
 

            La constitución que surge de la Guerra Federal es promulgada en Santa Ana de Coro en 1864. Además de su sorprendente duración para la circunstancia – 10 años – deja establecida la herencia del federalismo. Nadie lo toma demasiado en cuenta desde entonces, pero queda como seña de una identidad posible. Reliquia de un anhelo autonómico que será pisoteado por todos los autócratas venezolanos, sedientos de centralización, estatismo y control ejecutivo.

 

            Como bien diría hace miles de años Cohélet, el sabio redactor del Eclesiastés: “nada nuevo brilla bajo el sol”. Y quienes pretenden engañarnos con las falsas novedades no sirven a otro propósito que al de esclavizarnos para satisfacer sus imperiosas e insaciables ambiciones: “¡Vanidad, vanidad, pura vanidad! ¡Nada más que vanidad!”

 

3

 

            Mago de la manipulación de masas y prestidigitador político notable, el actual presidente de la república pretende borrar de una plumada los gravísimos problemas que le atoran y nos agobian – inseguridad, desempleo, corrupción, desabastecimiento, inflación y falta de viviendas - para ponernos a discutir sobre la pertinencia de una reforma constitucional que echa al tacho de basura a la que exhibiera hasta el cansancio y hasta ayer mismo como el principal orgullo de su gestión.

 

            En lugar de reflexionar sobre los más de cien mil cadáveres que ensangrientan su gestión, la baja productividad, la corrupción rampante y la crisis terminal de PDVSA, el desempleo, la falta de viviendas, la crisis hospitalaria y la aterradora concentración de poderes que ya tiene en sus manos, debemos discutir la pertinencia de concederle la gracia de poder entronizarse tanto tiempo como le venga en ganas.

Entradas del conjunto de datos:

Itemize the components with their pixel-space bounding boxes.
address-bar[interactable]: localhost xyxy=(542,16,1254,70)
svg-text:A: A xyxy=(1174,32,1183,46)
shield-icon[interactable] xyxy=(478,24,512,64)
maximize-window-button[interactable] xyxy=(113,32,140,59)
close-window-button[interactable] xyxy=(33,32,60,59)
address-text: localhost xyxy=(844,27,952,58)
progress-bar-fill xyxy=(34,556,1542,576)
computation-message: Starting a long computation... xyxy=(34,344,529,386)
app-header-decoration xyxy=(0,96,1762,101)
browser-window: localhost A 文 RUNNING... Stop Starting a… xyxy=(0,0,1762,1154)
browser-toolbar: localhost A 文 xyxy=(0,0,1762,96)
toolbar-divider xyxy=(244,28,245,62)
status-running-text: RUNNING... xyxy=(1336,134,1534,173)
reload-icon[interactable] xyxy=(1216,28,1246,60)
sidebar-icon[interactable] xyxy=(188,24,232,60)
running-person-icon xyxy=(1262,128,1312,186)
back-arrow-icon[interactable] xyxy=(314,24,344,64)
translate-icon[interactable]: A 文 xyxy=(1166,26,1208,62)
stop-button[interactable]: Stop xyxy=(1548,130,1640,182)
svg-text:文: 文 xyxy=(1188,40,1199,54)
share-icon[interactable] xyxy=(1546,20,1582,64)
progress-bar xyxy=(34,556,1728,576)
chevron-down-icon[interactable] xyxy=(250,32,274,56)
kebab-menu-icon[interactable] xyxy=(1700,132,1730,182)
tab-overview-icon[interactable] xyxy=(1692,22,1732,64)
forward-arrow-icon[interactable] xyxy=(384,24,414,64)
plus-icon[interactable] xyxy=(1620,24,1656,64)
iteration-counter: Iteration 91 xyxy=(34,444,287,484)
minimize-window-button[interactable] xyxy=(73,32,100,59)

*TAREAS A REALIZAR:*
**a)** Responde según el texto sobre la constitución venezolana, con una respuesta por línea y las mismas marcas:
(i) ¿En qué ciudad y en qué año se promulgó la constitución que surge de la Guerra Federal?
(ii) ¿Cuántos años duró esa constitución?
(iii) ¿De qué libro es redactor Cohélet?
**b)** Enumera los problemas que el texto sobre la constitución venezolana pone entre guiones después de «gravísimos problemas que le atoran y nos agobian».
**c)** Prosigue el texto sobre la constitución venezolana a partir de su último párrafo.
Este material proviene de otra fuente.

*RESPUESTAS POR TAREA:*
**a)**
(i) En Santa Ana de Coro, en 1864.
(ii) 10 años.
(iii) Del Eclesiastés.

**b)** inseguridad, desempleo, corrupción, desabastecimiento, inflación, falta de viviendas

**c)**
 

            No le bastan ocho años de catástrofe. Debe terminar por hundir irremediablemente al país y hacerlo legal, constitucionalmente. Enmascarado en un texto que legitime el hurto, la iniquidad, el saqueo y le otorgue poderes monárquicos. Pues como todos los venezolanos lo sabemos, no se trata de una simple enmienda que permita la reelección indefinida. Se trata de asegurarle el derecho a seguir manipulando la voluntad popular desde un organismo pervertido y arrodillado ante sus caprichos, como este CNE. Mediante la plataforma fraudulenta de su registro electoral. Monopolizando el uso de todos los recursos para comprar conciencias y alimentar su carne de cañón electorera. Convirtiendo a sus eventuales opositores en inválidos e impotentes figurones sin otra función que darle un barniz de legitimidad a elecciones trampeadas y ganadas de antemano. Con el árbitro en los bolsillos de su guerrera.

 

            Exactamente lo que sucedía con Sadam Hussein. Exactamente lo mismo que sucedía con Francisco Franco y con Stalin. Con Chapita Trujillo, con Rojas Pinilla, con Anastasio Somoza y Fulgencio Batista. Exactamente lo mismo que sucede con Fidel Castro. El problema no radica pues en las formalidades de un derecho a la elección reiterada e indefinida. Que se la podríamos regalar a cambio de una gestión pulcra, progresista y decente. Se trata de imponer las reglas de un juego tramposo y siniestro. De una farsa. Del estrangulamiento de un derecho sagrado, como el de elegir en paz a quien nos gobierne, resuelva nuestros problemas y nos guíe hacia una realidad mejor.

 

            Se trata de nuestra democracia. Impedir su asfixia es un deber ciudadano de alta moralidad pública. Por ello:

 

¡NO AL FRAUDE CONSTITUCIONAL! ¡NO A LA REFORMA!

¡NO A LA DICTADURA!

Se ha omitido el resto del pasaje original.